* **What to work on**: Reproduce the records below exactly as they appear, omitting any pictures they contain.

* **Given data**:

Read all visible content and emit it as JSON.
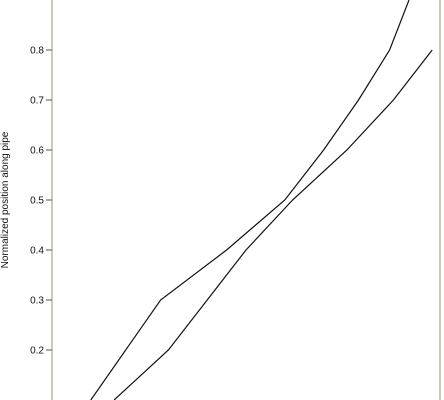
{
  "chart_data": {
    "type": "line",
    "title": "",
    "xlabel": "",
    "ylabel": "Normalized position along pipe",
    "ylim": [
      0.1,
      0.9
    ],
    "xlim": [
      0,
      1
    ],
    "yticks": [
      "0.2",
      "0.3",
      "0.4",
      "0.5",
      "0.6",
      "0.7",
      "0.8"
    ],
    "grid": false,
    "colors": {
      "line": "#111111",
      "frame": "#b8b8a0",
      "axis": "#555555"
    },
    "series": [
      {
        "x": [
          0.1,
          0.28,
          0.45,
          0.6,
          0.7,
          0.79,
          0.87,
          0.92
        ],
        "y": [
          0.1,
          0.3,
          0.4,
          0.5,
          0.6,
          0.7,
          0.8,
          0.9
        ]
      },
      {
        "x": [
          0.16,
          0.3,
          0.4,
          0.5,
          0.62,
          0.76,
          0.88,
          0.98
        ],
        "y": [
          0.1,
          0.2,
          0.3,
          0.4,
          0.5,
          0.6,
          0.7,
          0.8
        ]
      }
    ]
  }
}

* **Full response**:
Read all visible content and emit it as JSON.
{
  "chart_data": {
    "type": "line",
    "title": "",
    "xlabel": "",
    "ylabel": "Normalized position along pipe",
    "ylim": [
      0.1,
      0.9
    ],
    "xlim": [
      0,
      1
    ],
    "yticks": [
      "0.2",
      "0.3",
      "0.4",
      "0.5",
      "0.6",
      "0.7",
      "0.8"
    ],
    "grid": false,
    "colors": {
      "line": "#111111",
      "frame": "#b8b8a0",
      "axis": "#555555"
    },
    "series": [
      {
        "x": [
          0.1,
          0.28,
          0.45,
          0.6,
          0.7,
          0.79,
          0.87,
          0.92
        ],
        "y": [
          0.1,
          0.3,
          0.4,
          0.5,
          0.6,
          0.7,
          0.8,
          0.9
        ]
      },
      {
        "x": [
          0.16,
          0.3,
          0.4,
          0.5,
          0.62,
          0.76,
          0.88,
          0.98
        ],
        "y": [
          0.1,
          0.2,
          0.3,
          0.4,
          0.5,
          0.6,
          0.7,
          0.8
        ]
      }
    ]
  }
}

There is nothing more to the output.